Records about charts and figures
● ● ●

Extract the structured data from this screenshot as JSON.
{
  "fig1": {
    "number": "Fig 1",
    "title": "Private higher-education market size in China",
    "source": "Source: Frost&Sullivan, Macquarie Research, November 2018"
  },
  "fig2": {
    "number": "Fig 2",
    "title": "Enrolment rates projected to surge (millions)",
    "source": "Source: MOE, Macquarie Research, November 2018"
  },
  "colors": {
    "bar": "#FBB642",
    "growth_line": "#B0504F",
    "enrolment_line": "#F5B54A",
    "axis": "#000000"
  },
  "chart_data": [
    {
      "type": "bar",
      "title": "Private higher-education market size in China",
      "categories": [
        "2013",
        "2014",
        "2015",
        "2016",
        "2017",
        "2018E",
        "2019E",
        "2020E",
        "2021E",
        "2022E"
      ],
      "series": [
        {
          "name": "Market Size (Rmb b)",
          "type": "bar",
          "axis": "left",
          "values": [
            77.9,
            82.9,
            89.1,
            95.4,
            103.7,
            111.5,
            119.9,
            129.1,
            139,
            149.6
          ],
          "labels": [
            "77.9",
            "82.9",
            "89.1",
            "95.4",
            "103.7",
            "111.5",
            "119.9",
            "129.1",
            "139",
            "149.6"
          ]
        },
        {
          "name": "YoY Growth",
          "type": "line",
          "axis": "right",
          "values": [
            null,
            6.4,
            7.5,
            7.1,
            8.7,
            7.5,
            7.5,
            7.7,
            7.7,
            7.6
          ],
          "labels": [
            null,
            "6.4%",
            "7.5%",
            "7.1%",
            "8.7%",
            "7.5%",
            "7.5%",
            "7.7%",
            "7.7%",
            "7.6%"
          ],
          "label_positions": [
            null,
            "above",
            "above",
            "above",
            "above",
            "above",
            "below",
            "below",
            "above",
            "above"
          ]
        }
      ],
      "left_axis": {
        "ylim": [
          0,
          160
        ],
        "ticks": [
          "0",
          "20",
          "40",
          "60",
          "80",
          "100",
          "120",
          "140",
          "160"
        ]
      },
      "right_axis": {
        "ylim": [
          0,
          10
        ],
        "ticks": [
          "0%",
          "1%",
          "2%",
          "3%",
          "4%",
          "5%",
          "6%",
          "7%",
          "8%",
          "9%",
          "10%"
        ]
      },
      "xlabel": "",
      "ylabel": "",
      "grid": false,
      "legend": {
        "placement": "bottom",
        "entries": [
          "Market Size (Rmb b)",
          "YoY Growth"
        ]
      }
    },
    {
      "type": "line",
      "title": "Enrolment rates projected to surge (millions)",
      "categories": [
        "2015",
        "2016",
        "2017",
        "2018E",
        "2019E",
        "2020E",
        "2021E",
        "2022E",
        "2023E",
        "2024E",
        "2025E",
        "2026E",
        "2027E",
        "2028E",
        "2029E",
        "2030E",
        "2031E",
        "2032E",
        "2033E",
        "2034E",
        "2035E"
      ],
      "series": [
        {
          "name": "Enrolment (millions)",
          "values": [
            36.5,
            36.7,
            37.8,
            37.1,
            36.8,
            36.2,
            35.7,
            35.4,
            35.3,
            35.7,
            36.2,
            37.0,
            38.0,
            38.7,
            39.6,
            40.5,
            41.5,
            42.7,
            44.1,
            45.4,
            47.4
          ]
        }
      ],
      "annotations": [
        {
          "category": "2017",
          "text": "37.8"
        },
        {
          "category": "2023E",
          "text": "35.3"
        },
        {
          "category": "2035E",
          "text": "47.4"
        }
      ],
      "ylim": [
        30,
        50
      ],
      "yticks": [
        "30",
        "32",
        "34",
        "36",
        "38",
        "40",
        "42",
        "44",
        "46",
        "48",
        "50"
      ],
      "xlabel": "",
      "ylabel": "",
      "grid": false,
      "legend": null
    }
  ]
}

● ● ●

▸ **TASK REQUIREMENTS**
Write only the number of lines in the records that include the word "projected".

▸ **ANSWER IN FULL**
2